**Material provided**
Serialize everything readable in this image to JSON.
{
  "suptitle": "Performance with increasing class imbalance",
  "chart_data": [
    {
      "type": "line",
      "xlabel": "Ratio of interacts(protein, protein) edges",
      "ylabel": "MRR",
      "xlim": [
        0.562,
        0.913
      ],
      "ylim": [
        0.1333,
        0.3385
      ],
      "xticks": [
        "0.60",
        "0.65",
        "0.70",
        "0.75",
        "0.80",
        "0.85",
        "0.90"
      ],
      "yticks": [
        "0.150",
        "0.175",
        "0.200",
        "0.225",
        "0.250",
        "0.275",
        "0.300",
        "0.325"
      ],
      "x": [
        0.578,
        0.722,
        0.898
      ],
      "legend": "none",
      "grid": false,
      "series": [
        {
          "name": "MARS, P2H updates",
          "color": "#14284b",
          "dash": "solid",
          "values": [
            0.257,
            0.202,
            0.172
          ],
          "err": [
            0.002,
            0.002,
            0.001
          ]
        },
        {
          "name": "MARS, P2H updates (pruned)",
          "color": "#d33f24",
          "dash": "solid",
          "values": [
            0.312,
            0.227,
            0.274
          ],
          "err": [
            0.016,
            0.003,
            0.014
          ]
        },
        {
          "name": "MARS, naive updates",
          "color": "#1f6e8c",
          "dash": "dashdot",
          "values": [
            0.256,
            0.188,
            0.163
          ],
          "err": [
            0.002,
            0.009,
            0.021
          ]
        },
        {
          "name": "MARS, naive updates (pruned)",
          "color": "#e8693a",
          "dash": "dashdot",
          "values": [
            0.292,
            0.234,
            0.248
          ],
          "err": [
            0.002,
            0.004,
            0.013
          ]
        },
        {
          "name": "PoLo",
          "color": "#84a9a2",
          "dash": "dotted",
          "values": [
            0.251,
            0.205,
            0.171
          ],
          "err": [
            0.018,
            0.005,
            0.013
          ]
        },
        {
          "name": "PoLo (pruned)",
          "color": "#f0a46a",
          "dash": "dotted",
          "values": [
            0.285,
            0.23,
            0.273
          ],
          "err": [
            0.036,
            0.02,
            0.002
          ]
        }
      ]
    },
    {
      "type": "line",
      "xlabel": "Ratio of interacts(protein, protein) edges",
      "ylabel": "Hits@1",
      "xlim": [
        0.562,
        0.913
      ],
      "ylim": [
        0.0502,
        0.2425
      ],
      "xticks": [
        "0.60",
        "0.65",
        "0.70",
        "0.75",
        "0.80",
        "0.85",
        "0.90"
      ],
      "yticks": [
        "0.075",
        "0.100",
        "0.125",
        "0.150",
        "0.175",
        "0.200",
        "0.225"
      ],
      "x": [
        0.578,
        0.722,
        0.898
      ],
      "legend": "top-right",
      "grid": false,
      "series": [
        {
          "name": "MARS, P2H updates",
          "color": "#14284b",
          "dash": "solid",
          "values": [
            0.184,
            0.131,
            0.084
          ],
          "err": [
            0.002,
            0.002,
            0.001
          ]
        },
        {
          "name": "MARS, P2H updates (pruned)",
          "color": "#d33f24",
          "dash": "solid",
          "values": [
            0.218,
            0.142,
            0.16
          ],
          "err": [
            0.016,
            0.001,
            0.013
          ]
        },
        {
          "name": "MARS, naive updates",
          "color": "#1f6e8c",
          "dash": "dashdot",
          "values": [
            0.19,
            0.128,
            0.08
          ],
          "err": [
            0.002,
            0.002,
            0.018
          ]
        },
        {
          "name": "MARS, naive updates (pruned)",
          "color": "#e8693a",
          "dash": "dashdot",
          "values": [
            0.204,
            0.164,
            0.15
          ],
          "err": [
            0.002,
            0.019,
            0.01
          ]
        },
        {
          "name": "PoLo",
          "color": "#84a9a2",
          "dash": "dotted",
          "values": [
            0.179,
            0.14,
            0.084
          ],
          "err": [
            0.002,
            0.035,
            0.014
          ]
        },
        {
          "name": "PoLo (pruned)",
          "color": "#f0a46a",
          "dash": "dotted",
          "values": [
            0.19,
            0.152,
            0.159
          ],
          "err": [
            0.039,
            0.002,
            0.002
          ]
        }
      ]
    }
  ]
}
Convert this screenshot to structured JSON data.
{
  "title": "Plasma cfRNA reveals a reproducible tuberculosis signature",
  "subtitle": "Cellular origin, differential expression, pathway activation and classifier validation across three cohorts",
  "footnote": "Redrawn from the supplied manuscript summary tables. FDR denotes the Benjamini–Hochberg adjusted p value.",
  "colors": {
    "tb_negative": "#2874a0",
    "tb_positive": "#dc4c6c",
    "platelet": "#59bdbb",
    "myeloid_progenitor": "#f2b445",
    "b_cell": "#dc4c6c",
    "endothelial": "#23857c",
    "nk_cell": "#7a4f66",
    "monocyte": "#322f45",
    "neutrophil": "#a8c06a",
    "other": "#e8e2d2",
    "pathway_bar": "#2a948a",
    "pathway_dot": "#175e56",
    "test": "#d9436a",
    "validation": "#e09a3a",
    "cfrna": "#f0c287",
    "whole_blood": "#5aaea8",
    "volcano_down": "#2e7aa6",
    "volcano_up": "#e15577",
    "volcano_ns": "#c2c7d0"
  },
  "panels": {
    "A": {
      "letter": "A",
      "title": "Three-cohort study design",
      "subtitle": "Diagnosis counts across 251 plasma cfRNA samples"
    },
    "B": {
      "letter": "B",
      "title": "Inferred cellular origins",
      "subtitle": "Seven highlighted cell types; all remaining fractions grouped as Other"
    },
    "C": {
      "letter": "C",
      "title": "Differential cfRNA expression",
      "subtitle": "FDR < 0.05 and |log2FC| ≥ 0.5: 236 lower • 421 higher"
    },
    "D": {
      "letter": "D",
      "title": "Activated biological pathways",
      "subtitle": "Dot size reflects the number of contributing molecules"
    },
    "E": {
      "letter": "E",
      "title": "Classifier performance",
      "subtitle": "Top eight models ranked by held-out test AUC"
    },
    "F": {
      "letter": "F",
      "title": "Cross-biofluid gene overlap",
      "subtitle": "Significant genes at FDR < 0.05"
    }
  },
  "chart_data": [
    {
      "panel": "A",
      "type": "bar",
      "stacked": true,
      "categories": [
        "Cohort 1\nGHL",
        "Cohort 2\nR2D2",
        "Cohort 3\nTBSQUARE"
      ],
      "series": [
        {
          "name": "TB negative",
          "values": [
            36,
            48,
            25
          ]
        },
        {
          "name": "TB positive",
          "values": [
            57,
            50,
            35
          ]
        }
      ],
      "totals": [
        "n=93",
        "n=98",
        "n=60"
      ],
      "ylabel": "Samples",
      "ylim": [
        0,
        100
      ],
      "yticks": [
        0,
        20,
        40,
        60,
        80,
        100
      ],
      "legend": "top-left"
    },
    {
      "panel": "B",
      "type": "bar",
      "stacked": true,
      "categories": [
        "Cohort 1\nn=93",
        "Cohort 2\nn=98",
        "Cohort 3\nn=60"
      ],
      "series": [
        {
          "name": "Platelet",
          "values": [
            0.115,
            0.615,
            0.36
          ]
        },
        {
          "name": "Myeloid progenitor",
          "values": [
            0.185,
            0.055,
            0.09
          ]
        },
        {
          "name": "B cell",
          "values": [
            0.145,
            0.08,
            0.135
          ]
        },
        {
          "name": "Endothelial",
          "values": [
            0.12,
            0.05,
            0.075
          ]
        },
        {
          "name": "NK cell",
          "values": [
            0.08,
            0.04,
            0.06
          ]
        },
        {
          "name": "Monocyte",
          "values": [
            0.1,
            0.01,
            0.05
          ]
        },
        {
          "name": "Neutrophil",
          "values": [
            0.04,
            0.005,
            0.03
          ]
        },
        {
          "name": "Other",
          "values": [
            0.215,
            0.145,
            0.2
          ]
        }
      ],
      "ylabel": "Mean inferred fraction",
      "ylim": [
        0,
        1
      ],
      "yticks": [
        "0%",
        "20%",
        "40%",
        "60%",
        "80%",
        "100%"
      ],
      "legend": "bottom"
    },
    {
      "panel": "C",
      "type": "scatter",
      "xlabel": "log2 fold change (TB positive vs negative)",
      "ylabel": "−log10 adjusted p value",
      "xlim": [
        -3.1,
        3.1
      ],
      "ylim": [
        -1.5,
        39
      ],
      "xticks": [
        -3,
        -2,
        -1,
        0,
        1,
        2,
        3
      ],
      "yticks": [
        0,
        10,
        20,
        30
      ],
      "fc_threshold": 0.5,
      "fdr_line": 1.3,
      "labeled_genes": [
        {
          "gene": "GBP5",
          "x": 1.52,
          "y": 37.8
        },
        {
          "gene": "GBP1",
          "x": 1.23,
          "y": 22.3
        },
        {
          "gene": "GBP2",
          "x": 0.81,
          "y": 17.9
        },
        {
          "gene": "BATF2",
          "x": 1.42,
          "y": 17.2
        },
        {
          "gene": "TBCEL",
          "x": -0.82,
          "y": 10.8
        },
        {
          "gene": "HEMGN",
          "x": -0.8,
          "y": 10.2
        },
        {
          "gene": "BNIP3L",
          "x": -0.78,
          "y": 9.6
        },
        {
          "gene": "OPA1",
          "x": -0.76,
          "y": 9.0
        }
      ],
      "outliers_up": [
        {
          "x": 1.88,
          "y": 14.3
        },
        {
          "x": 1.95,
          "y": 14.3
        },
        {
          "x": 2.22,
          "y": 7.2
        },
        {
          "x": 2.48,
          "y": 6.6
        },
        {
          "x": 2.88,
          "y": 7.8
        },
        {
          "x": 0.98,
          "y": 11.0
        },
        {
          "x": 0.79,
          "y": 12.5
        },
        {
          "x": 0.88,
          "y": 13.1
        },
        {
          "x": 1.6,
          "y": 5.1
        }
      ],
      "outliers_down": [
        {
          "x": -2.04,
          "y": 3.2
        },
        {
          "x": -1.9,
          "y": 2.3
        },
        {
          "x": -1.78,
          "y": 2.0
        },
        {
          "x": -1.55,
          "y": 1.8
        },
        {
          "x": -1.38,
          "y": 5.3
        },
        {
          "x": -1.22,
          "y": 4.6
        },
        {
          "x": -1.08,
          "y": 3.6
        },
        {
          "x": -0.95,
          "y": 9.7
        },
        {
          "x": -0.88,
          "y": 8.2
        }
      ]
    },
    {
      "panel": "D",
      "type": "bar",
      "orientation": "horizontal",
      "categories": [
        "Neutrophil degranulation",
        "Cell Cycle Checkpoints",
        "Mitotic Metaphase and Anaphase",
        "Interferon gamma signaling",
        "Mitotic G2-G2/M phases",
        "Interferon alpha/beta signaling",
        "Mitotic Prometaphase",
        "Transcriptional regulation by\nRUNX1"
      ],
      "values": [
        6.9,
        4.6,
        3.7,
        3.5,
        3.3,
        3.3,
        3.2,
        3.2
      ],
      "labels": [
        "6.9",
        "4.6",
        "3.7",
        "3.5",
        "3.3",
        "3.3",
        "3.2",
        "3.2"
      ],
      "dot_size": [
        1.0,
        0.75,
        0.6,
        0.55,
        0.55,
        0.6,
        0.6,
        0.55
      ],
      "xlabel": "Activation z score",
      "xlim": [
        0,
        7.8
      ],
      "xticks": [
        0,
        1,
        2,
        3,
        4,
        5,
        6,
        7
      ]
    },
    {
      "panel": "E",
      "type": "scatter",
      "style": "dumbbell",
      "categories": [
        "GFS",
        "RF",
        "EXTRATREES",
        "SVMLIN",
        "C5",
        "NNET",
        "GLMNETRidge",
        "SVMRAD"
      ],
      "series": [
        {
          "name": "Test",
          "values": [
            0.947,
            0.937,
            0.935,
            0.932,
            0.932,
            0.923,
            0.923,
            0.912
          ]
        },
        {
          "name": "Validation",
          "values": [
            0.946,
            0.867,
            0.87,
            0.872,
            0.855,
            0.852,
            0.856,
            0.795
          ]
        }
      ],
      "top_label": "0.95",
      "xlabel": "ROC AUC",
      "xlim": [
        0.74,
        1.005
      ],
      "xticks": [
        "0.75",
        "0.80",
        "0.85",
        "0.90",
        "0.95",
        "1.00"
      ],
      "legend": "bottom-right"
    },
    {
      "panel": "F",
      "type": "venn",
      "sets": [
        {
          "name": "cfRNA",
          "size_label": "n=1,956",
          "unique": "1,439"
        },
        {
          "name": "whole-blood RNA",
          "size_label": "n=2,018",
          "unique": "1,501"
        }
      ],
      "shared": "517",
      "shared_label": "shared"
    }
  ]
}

**Prompt**
Look through the records above and report how many lines hold the word "letter", giving only the number.

**Output for this exercise**
6